### Requirement
Tally up the lines where the string "JSON" appears; reply with the number only.

### Data for this task

----------

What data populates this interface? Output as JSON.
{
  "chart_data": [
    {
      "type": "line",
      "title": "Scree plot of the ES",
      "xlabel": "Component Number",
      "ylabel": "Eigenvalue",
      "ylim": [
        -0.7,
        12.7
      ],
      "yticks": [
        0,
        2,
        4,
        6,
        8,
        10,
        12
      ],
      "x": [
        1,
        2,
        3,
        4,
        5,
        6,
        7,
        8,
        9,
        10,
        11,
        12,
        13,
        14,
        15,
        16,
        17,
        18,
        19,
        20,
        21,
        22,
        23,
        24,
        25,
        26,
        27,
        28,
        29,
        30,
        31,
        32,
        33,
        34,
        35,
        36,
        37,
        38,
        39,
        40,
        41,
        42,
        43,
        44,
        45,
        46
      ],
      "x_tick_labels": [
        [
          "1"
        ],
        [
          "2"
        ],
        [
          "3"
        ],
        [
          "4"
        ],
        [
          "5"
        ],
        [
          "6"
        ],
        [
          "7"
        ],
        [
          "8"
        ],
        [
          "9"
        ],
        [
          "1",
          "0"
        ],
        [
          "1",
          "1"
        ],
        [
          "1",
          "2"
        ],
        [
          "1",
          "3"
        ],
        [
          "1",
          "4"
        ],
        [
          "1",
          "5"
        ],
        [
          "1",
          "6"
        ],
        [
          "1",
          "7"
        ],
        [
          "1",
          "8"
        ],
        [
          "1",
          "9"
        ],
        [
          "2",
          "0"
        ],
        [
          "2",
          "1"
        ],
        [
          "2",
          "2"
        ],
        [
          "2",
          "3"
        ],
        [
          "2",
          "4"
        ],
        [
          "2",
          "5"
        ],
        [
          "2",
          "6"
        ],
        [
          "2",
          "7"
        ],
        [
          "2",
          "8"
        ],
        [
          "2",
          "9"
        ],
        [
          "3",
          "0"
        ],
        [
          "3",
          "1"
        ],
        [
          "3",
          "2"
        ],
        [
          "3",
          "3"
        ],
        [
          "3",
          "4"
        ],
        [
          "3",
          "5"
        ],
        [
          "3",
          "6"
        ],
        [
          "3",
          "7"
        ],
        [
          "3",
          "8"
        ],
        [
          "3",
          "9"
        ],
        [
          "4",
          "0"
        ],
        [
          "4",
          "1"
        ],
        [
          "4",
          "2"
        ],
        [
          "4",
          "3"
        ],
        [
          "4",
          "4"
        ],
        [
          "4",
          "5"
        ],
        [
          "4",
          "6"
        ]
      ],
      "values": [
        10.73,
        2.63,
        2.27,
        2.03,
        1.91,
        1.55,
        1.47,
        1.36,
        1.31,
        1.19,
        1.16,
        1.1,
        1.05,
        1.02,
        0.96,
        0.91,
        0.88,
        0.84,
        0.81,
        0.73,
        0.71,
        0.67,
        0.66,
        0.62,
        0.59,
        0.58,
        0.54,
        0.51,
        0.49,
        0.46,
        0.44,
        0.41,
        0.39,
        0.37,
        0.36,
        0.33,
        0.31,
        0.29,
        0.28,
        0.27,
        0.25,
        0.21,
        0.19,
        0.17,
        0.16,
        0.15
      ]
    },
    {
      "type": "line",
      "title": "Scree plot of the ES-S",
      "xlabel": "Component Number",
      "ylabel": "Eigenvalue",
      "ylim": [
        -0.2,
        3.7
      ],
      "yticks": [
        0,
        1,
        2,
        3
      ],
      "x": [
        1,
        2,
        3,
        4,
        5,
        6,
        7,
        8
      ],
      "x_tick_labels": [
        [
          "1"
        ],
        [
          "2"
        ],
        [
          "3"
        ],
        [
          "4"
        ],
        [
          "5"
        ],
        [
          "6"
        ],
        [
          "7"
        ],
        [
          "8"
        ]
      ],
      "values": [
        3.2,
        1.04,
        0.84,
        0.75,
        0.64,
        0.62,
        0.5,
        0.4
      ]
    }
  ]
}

----------

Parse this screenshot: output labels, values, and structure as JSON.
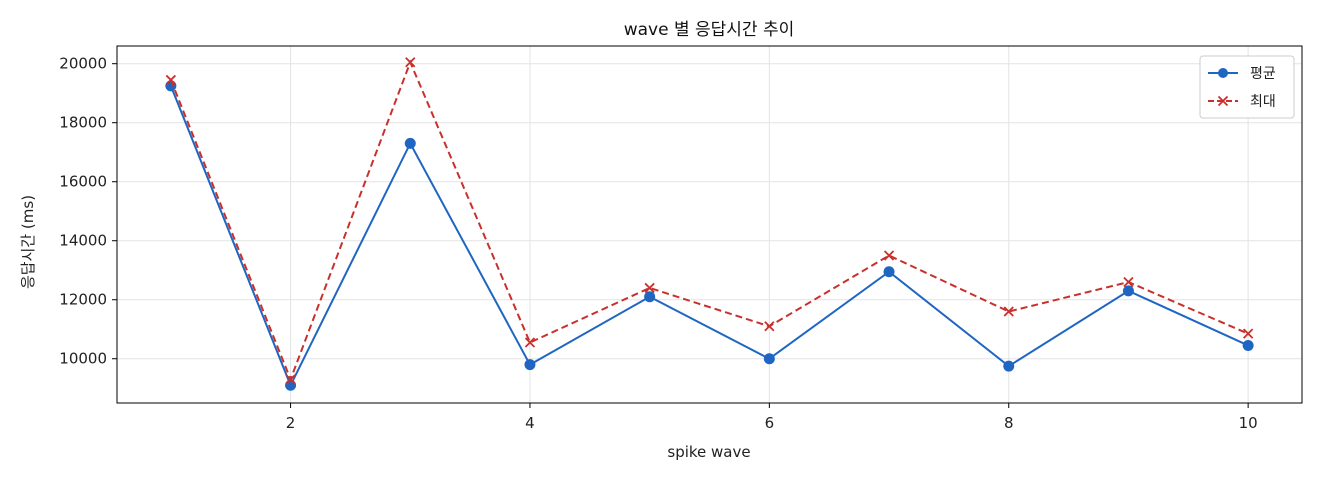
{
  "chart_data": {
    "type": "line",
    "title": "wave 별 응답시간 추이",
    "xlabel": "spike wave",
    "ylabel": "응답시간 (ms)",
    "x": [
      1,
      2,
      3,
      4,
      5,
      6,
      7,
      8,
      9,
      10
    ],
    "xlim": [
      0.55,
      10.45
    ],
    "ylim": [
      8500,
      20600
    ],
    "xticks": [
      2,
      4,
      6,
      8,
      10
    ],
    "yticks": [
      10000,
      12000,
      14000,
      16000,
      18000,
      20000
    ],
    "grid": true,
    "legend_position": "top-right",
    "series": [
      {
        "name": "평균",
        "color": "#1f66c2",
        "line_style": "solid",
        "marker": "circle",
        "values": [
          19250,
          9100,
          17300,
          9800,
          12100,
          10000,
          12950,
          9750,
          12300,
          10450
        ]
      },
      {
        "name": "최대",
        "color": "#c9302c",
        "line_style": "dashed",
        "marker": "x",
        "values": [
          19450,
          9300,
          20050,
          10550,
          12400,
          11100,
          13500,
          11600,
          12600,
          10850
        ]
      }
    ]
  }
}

----------

### Finished task
2